EXERCISE AIM
Go through the lines below. Copy those with "movimiento".

#### THE INPUT ####

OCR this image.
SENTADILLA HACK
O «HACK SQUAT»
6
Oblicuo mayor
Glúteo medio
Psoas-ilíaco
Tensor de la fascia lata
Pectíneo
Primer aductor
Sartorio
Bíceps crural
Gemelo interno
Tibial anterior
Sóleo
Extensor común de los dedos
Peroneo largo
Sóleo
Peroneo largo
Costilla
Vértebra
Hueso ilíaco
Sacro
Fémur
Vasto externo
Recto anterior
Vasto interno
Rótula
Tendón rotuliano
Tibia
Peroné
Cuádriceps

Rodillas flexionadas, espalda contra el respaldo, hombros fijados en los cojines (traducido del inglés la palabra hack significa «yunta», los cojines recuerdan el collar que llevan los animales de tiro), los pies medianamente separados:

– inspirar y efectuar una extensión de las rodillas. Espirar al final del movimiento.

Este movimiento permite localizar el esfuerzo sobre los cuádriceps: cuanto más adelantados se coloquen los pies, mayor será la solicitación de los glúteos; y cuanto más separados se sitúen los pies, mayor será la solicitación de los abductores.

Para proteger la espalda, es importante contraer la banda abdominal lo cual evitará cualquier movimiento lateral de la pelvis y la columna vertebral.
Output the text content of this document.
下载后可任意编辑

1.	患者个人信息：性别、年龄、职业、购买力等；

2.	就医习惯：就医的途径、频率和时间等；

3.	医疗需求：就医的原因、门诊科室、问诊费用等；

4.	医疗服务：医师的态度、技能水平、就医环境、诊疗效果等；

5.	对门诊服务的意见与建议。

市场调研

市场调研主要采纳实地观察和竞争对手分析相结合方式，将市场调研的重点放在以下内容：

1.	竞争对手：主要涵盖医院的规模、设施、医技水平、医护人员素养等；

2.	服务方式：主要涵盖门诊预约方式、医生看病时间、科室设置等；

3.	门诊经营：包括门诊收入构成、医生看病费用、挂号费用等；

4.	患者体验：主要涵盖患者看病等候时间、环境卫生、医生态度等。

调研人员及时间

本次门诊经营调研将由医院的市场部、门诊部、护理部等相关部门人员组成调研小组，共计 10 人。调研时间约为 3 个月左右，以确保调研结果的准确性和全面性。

####

RESPONSE TO THE EXERCISE
– inspirar y efectuar una extensión de las rodillas. Espirar al final del movimiento.
Este movimiento permite localizar el esfuerzo sobre los cuádriceps: cuanto más adelantados se coloquen los pies, mayor será la solicitación de los glúteos; y cuanto más separados se sitúen los pies, mayor será la solicitación de los abductores.
Para proteger la espalda, es importante contraer la banda abdominal lo cual evitará cualquier movimiento lateral de la pelvis y la columna vertebral.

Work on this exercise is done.